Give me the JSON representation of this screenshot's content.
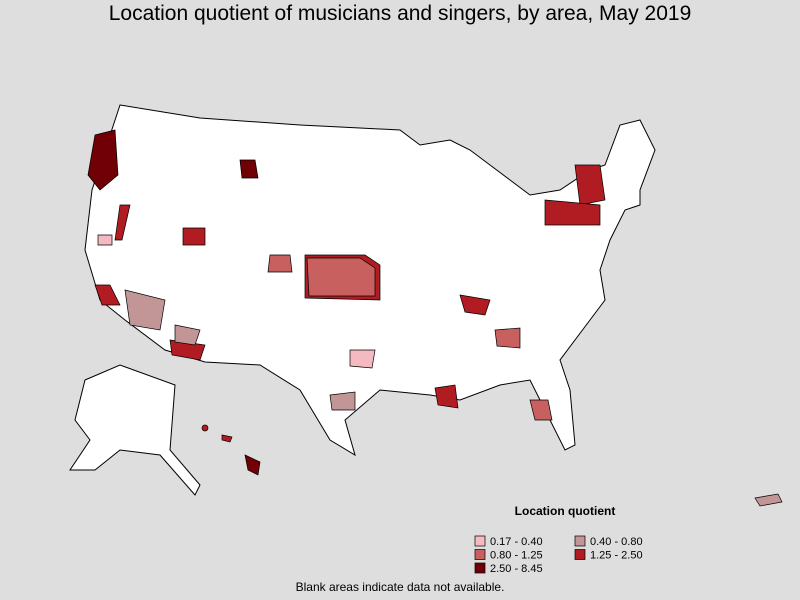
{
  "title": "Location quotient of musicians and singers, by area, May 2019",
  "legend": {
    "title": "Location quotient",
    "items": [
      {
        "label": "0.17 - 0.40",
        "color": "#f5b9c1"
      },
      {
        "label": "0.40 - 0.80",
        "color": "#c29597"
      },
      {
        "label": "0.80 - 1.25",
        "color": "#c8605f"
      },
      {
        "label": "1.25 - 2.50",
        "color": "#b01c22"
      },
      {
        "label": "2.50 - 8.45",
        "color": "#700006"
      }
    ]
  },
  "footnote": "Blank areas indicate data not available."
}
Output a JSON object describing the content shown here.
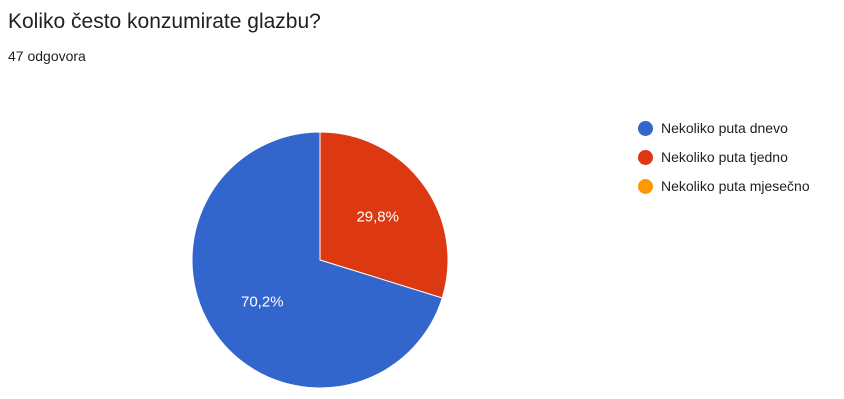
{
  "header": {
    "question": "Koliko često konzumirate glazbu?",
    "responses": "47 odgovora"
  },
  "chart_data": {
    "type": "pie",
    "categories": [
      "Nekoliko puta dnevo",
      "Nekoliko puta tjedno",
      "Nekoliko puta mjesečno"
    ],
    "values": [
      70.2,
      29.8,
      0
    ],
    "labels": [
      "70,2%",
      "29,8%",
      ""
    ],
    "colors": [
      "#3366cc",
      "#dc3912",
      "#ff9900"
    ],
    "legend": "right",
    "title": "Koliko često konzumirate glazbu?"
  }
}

* * *

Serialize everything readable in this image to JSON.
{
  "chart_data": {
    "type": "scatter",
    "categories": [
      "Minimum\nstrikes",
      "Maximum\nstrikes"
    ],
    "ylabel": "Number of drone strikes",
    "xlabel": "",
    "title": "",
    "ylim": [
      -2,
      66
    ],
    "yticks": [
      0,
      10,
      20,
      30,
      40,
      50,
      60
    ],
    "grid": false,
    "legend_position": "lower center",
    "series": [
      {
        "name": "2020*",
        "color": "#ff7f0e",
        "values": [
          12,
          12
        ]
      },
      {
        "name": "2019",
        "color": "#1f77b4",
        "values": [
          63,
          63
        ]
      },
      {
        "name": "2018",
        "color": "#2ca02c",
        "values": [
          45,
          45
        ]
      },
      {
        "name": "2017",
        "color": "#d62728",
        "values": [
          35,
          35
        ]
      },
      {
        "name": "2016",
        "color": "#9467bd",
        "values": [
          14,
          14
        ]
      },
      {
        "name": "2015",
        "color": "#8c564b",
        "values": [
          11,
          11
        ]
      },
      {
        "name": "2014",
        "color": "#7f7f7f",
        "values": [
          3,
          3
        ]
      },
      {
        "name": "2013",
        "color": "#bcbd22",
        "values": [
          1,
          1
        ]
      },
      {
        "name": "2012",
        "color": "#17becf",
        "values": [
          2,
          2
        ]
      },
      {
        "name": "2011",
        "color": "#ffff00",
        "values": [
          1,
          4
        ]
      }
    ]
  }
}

EXERCISE:
In the material above, find each line that contains the word "glazbu", and select it.

TASK RESPONSE:
    "question": "Koliko često konzumirate glazbu?",
    "title": "Koliko često konzumirate glazbu?"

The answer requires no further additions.